# [Material for the task]
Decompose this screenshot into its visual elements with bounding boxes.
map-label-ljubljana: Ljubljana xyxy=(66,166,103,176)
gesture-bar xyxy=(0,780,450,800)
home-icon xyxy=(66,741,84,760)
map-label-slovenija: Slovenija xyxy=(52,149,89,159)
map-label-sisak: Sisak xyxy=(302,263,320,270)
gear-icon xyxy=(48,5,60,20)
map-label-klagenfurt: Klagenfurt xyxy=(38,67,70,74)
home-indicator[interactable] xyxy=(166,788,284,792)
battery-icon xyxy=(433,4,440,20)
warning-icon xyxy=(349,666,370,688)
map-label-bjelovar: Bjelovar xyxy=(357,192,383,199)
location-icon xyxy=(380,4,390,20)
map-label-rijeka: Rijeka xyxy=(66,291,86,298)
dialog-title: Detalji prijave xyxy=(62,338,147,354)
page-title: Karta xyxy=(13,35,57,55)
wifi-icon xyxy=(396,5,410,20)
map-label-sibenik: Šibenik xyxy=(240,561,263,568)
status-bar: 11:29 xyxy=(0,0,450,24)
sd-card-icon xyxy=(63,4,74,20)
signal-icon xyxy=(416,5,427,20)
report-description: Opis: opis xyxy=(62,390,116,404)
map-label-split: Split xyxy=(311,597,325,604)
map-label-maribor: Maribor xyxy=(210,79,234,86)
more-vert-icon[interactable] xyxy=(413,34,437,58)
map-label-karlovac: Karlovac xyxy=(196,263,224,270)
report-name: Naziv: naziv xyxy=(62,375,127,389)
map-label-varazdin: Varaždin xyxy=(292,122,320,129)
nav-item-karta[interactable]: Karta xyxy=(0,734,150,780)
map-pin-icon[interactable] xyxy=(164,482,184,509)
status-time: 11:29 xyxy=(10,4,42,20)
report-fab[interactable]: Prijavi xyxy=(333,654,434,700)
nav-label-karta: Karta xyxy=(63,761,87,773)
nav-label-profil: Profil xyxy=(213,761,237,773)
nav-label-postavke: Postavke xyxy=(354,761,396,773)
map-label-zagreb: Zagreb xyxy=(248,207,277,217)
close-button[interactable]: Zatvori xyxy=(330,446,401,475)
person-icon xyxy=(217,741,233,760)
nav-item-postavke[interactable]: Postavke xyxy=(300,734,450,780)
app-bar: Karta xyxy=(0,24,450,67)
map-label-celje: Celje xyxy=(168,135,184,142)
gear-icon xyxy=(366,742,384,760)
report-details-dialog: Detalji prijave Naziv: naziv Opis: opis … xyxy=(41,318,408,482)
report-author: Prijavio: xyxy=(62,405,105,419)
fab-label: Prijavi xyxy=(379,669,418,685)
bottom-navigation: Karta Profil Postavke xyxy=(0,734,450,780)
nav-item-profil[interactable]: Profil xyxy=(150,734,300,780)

# [Brief]
Please lay out every line of the items above as a Markdown table with the columns Row and Line, numbering the rows and leaving out blank lines.

# [Output below]
| Row | Line |
|---|---|
| 1 | Decompose this screenshot into its visual elements with bounding boxes. |
| 2 | map-label-ljubljana: Ljubljana xyxy=(66,166,103,176) |
| 3 | gesture-bar xyxy=(0,780,450,800) |
| 4 | home-icon xyxy=(66,741,84,760) |
| 5 | map-label-slovenija: Slovenija xyxy=(52,149,89,159) |
| 6 | map-label-sisak: Sisak xyxy=(302,263,320,270) |
| 7 | gear-icon xyxy=(48,5,60,20) |
| 8 | map-label-klagenfurt: Klagenfurt xyxy=(38,67,70,74) |
| 9 | home-indicator[interactable] xyxy=(166,788,284,792) |
| 10 | battery-icon xyxy=(433,4,440,20) |
| 11 | warning-icon xyxy=(349,666,370,688) |
| 12 | map-label-bjelovar: Bjelovar xyxy=(357,192,383,199) |
| 13 | location-icon xyxy=(380,4,390,20) |
| 14 | map-label-rijeka: Rijeka xyxy=(66,291,86,298) |
| 15 | dialog-title: Detalji prijave xyxy=(62,338,147,354) |
| 16 | page-title: Karta xyxy=(13,35,57,55) |
| 17 | wifi-icon xyxy=(396,5,410,20) |
| 18 | map-label-sibenik: Šibenik xyxy=(240,561,263,568) |
| 19 | status-bar: 11:29 xyxy=(0,0,450,24) |
| 20 | sd-card-icon xyxy=(63,4,74,20) |
| 21 | signal-icon xyxy=(416,5,427,20) |
| 22 | report-description: Opis: opis xyxy=(62,390,116,404) |
| 23 | map-label-split: Split xyxy=(311,597,325,604) |
| 24 | map-label-maribor: Maribor xyxy=(210,79,234,86) |
| 25 | more-vert-icon[interactable] xyxy=(413,34,437,58) |
| 26 | map-label-karlovac: Karlovac xyxy=(196,263,224,270) |
| 27 | report-name: Naziv: naziv xyxy=(62,375,127,389) |
| 28 | map-label-varazdin: Varaždin xyxy=(292,122,320,129) |
| 29 | nav-item-karta[interactable]: Karta xyxy=(0,734,150,780) |
| 30 | map-pin-icon[interactable] xyxy=(164,482,184,509) |
| 31 | status-time: 11:29 xyxy=(10,4,42,20) |
| 32 | report-fab[interactable]: Prijavi xyxy=(333,654,434,700) |
| 33 | nav-label-karta: Karta xyxy=(63,761,87,773) |
| 34 | nav-label-profil: Profil xyxy=(213,761,237,773) |
| 35 | nav-label-postavke: Postavke xyxy=(354,761,396,773) |
| 36 | map-label-zagreb: Zagreb xyxy=(248,207,277,217) |
| 37 | close-button[interactable]: Zatvori xyxy=(330,446,401,475) |
| 38 | person-icon xyxy=(217,741,233,760) |
| 39 | nav-item-postavke[interactable]: Postavke xyxy=(300,734,450,780) |
| 40 | app-bar: Karta xyxy=(0,24,450,67) |
| 41 | map-label-celje: Celje xyxy=(168,135,184,142) |
| 42 | gear-icon xyxy=(366,742,384,760) |
| 43 | report-details-dialog: Detalji prijave Naziv: naziv Opis: opis … xyxy=(41,318,408,482) |
| 44 | report-author: Prijavio: xyxy=(62,405,105,419) |
| 45 | fab-label: Prijavi xyxy=(379,669,418,685) |
| 46 | bottom-navigation: Karta Profil Postavke xyxy=(0,734,450,780) |
| 47 | nav-item-profil[interactable]: Profil xyxy=(150,734,300,780) |